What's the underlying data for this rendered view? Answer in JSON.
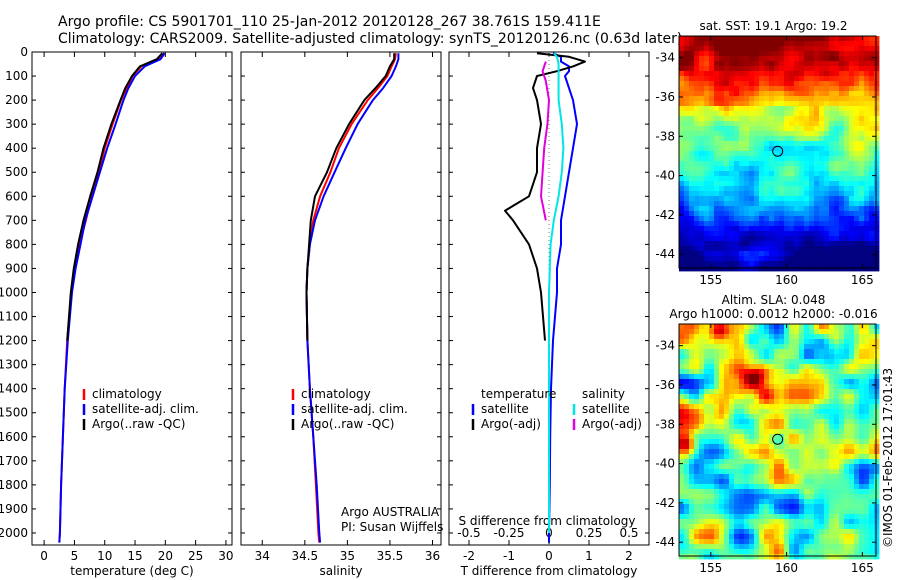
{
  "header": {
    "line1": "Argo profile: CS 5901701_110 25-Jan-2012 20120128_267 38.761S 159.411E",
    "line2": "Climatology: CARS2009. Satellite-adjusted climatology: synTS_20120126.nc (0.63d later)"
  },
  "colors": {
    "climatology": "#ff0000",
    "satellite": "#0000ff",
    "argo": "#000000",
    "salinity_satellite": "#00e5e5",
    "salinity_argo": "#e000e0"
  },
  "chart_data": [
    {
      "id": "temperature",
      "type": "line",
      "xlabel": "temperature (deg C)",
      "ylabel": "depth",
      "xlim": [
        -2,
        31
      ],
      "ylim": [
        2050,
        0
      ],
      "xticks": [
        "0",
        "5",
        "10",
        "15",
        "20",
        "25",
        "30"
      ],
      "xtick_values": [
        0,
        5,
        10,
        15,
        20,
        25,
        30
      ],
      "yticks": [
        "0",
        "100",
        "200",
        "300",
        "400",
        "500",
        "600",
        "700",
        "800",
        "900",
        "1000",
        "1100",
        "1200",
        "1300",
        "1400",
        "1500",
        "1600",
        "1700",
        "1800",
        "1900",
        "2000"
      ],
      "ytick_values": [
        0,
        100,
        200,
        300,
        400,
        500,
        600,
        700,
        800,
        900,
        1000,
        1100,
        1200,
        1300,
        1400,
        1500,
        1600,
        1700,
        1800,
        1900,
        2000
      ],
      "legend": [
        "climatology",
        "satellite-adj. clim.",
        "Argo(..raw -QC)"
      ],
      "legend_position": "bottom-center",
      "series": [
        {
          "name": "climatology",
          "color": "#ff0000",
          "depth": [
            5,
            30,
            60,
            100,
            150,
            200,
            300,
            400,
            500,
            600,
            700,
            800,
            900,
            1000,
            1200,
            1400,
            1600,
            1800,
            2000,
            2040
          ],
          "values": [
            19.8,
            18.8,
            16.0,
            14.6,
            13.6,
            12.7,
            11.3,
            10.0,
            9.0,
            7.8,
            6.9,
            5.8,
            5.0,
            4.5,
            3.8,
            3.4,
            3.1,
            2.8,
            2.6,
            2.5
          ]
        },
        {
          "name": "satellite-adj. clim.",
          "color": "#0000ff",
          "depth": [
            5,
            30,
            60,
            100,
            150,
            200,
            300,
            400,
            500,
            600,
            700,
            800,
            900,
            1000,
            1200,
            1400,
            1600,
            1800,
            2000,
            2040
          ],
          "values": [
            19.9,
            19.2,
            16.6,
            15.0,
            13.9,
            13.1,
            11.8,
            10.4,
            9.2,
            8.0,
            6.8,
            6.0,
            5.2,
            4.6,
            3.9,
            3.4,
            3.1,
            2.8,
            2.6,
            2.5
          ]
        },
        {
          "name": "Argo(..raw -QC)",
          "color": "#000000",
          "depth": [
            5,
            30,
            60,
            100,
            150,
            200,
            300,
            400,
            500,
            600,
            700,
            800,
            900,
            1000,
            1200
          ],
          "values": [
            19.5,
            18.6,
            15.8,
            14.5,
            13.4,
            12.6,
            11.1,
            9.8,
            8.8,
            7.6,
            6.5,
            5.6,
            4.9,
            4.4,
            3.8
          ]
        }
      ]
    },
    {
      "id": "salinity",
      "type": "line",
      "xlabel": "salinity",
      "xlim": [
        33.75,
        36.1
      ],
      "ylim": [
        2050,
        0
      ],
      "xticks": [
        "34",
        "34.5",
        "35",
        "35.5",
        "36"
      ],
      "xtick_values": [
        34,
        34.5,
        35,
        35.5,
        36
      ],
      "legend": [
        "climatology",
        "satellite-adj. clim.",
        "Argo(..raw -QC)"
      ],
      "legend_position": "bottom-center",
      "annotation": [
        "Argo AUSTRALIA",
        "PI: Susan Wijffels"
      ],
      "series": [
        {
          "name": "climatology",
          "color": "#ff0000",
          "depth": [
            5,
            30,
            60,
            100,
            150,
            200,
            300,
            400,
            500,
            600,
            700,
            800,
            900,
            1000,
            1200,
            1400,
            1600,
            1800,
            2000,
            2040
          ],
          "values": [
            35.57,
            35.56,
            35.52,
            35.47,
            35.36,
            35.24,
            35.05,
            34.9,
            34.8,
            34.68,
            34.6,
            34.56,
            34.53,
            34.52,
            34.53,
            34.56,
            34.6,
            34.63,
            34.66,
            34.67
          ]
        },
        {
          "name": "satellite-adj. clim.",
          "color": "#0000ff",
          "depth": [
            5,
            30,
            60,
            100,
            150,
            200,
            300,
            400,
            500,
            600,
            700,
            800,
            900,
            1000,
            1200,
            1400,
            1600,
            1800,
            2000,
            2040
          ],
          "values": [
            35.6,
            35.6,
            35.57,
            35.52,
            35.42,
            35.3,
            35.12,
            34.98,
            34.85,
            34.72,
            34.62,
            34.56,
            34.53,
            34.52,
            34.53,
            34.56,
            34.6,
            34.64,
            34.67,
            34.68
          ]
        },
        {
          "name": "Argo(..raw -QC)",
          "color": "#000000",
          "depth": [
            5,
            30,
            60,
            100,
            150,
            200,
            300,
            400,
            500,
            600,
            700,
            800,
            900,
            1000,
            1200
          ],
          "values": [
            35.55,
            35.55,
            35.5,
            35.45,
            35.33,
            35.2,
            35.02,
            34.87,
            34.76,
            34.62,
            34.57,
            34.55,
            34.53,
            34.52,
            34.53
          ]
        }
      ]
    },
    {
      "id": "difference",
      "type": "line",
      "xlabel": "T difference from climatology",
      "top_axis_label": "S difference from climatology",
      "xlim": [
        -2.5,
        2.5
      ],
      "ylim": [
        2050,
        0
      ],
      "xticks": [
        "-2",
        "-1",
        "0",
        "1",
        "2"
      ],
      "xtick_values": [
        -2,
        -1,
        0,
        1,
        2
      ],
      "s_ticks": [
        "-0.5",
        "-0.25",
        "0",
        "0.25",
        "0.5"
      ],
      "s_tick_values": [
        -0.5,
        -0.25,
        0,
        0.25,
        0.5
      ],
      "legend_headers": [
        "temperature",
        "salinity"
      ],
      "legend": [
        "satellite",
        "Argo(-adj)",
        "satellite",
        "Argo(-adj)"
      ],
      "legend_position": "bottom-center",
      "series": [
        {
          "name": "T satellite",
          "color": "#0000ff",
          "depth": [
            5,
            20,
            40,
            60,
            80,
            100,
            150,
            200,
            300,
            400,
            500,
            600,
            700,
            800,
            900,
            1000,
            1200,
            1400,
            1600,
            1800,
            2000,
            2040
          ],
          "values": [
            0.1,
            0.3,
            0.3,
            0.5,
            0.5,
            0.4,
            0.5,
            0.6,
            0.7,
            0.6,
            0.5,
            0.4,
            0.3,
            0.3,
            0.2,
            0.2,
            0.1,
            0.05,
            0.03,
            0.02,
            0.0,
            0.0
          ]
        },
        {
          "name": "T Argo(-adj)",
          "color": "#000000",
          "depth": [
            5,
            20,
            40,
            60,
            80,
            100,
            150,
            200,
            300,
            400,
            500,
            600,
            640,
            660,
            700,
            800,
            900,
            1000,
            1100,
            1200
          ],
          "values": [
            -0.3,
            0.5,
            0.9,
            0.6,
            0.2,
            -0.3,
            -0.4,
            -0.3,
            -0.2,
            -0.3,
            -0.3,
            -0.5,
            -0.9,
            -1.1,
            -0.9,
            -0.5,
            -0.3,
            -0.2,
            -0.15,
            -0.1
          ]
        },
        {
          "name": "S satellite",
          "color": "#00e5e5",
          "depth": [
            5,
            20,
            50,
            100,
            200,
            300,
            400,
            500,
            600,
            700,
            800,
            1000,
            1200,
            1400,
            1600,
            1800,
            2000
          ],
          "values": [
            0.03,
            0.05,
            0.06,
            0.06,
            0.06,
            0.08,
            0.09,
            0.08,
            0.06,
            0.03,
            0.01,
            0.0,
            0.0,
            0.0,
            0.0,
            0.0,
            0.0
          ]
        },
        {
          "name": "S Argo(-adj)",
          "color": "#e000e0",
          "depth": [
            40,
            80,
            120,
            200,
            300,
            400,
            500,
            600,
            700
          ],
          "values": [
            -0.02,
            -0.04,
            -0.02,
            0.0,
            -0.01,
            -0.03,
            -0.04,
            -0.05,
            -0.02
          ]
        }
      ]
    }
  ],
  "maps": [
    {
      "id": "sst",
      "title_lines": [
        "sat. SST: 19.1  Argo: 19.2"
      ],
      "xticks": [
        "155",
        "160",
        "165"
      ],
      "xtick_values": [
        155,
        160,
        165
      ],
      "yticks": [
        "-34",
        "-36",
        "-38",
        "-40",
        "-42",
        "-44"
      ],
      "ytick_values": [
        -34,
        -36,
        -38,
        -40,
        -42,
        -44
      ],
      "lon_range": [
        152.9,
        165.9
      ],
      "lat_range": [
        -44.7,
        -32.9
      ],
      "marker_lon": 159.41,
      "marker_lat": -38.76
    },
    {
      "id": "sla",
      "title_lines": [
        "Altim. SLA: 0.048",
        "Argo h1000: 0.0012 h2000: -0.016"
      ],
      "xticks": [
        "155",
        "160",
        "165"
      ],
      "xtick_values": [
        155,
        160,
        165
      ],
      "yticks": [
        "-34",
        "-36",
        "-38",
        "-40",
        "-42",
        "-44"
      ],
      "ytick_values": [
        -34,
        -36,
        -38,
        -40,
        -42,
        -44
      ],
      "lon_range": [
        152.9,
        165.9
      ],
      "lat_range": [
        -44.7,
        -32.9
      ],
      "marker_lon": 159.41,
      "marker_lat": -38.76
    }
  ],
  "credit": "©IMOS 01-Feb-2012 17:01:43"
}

Goal
Look through the entries above; copy each line where the string "temperature" appears.

Exercise answer
      "id": "temperature",
      "xlabel": "temperature (deg C)",
        "temperature",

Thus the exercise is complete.